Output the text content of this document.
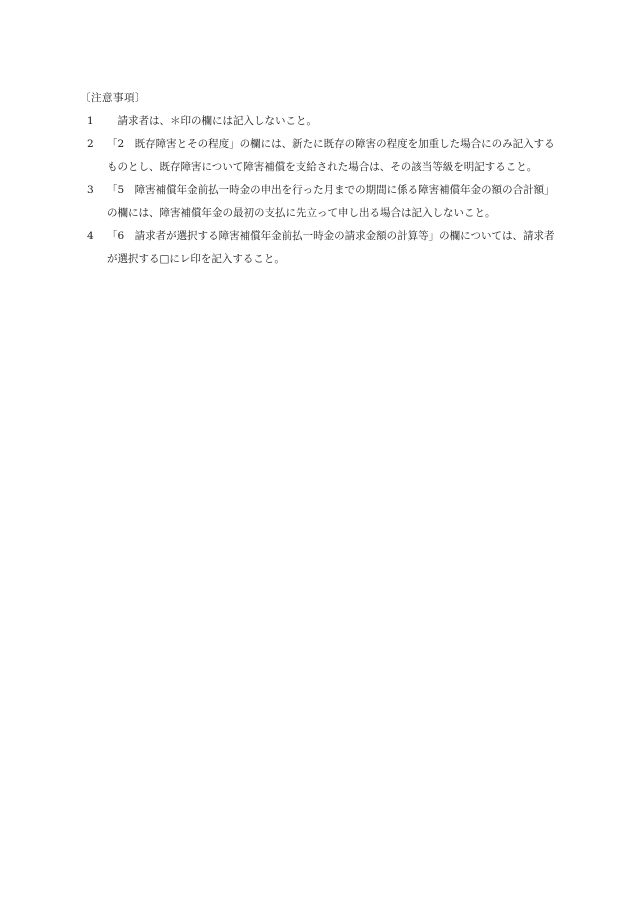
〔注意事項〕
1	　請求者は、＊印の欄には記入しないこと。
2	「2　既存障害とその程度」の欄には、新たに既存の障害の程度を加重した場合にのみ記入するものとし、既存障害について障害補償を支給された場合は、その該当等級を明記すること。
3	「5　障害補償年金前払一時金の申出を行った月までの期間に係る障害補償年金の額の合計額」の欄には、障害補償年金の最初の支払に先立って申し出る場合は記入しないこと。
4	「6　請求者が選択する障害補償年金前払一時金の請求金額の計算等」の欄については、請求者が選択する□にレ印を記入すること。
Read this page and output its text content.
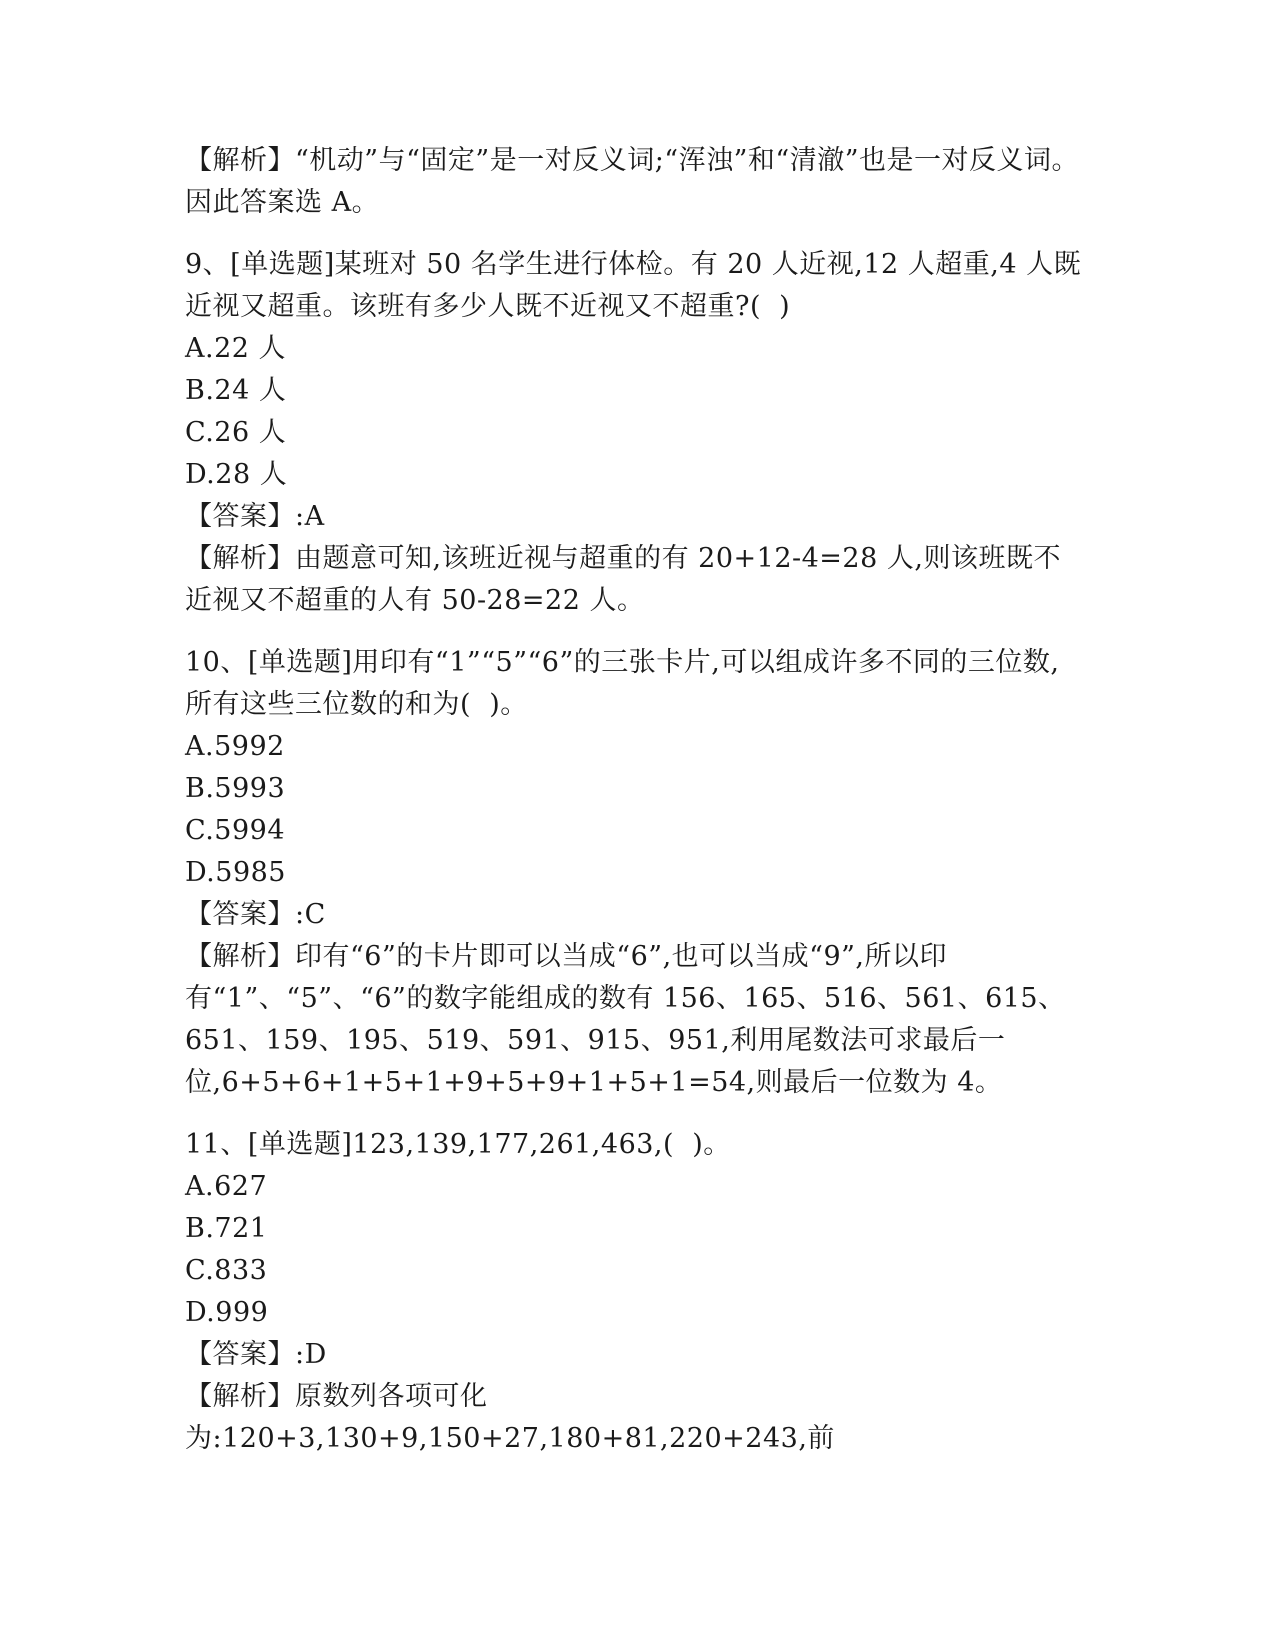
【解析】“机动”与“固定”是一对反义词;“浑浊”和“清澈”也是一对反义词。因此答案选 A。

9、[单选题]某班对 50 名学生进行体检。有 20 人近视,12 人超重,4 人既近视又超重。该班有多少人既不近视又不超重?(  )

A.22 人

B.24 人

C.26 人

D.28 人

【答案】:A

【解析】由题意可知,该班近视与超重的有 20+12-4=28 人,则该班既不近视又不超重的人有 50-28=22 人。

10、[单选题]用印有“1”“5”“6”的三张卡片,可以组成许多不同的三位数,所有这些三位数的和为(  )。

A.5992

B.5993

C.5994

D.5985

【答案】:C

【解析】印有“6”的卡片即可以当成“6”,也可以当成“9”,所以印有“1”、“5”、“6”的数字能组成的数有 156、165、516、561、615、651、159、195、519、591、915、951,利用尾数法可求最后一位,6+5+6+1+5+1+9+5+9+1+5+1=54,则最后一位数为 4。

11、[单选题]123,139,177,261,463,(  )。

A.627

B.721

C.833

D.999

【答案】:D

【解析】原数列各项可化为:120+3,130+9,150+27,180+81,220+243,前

* [Task statement] Repeat each entry above word for word, leaving every picture out.

* [Result]
Output the text content of this document.
〔注意事項〕
1	　請求者は、＊印の欄には記入しないこと。
2	「2　既存障害とその程度」の欄には、新たに既存の障害の程度を加重した場合にのみ記入するものとし、既存障害について障害補償を支給された場合は、その該当等級を明記すること。
3	「5　障害補償年金前払一時金の申出を行った月までの期間に係る障害補償年金の額の合計額」の欄には、障害補償年金の最初の支払に先立って申し出る場合は記入しないこと。
4	「6　請求者が選択する障害補償年金前払一時金の請求金額の計算等」の欄については、請求者が選択する□にレ印を記入すること。
Read this page and output its text content.
【解析】“机动”与“固定”是一对反义词;“浑浊”和“清澈”也是一对反义词。因此答案选 A。

9、[单选题]某班对 50 名学生进行体检。有 20 人近视,12 人超重,4 人既近视又超重。该班有多少人既不近视又不超重?(  )

A.22 人

B.24 人

C.26 人

D.28 人

【答案】:A

【解析】由题意可知,该班近视与超重的有 20+12-4=28 人,则该班既不近视又不超重的人有 50-28=22 人。

10、[单选题]用印有“1”“5”“6”的三张卡片,可以组成许多不同的三位数,所有这些三位数的和为(  )。

A.5992

B.5993

C.5994

D.5985

【答案】:C

【解析】印有“6”的卡片即可以当成“6”,也可以当成“9”,所以印有“1”、“5”、“6”的数字能组成的数有 156、165、516、561、615、651、159、195、519、591、915、951,利用尾数法可求最后一位,6+5+6+1+5+1+9+5+9+1+5+1=54,则最后一位数为 4。

11、[单选题]123,139,177,261,463,(  )。

A.627

B.721

C.833

D.999

【答案】:D

【解析】原数列各项可化为:120+3,130+9,150+27,180+81,220+243,前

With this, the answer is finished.